** Begin Source excerpt **
The three Eastern Shore parishes are a considerable source of comfort and stability, but they are no match for the intense need of the thousands that live and work on these farms. Several parishes, particularly in Hampton Roads, have come alongside those on the shore for decades offering donations and teams of volunteers.
With the guidance and support of Jim Albright, Regional Coordinator with the Diocesan Office of Justice and Peace, and St. Peter’s ministry leaders Shirley Hirsch and Cathy Bredimus, Jeanne and I coordinated our first visit unofficially with half a dozen of our friends and teenagers last August.
As our caravan pulled into the dirt drive alongside an old farm house, St. Peter’s Hispanic worship team was already hooking up microphones and amplifiers. Luis Flores, a seminarian from Miami, set up a make-shift altar and began asking for Spanish speaking lectors.
By dusk, cars full of people began arriving, as dozens of others made their way across a field, coming out of their mobile homes to worship and pray. As St. Peter’s priest, Father Rodrigo C. Mingollo, “Father Rod,” began Mass we were for that moment one people. We were God’s people.
After Mass we pulled out refreshments as well as bags and boxes of donations we had brought with us. Clothing, shoes, socks, toiletries, and religious items including handmade Rosaries, were gratefully and respectfully sifted through by size and need.
Meanwhile the kids (ours and theirs) chased each other with glow sticks, and kicked around new soccer balls. It was a beautiful night, and the beginning of a relationship now a year in the making.
“I think there is a yearning in many of us to follow the advice of St. James when he said to put your faith in action,” said Jeanne Johnson.
“It is especially exciting to be able to give the young people in our community this type of mission experience. We’ve not had one teenager who did not want to go back again,” she added.
** End Source excerpt **
** Begin Information provided **
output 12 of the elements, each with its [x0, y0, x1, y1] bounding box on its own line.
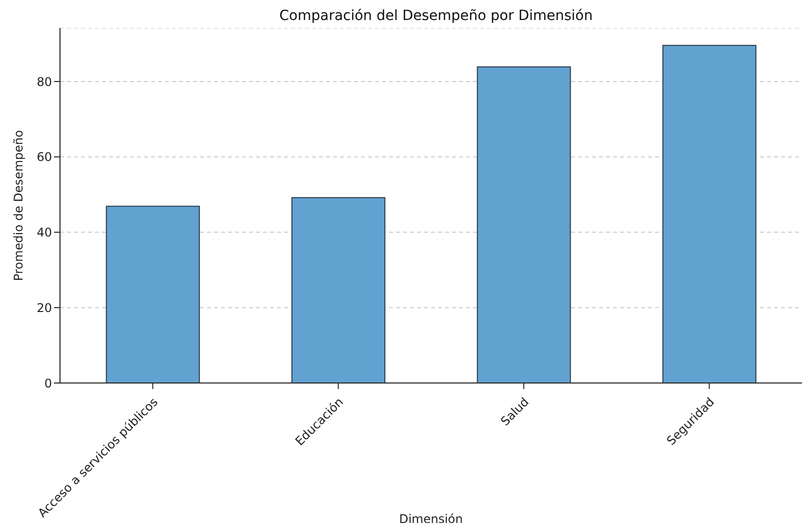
** End Information provided **
Reproduce the Eastern Shore excerpt from "The three Eastern" up to and including "teenagers last August.", substituting "congregations" for "parishes".

The three Eastern Shore congregations are a considerable source of comfort and stability, but they are no match for the intense need of the thousands that live and work on these farms. Several congregations, particularly in Hampton Roads, have come alongside those on the shore for decades offering donations and teams of volunteers.
With the guidance and support of Jim Albright, Regional Coordinator with the Diocesan Office of Justice and Peace, and St. Peter’s ministry leaders Shirley Hirsch and Cathy Bredimus, Jeanne and I coordinated our first visit unofficially with half a dozen of our friends and teenagers last August.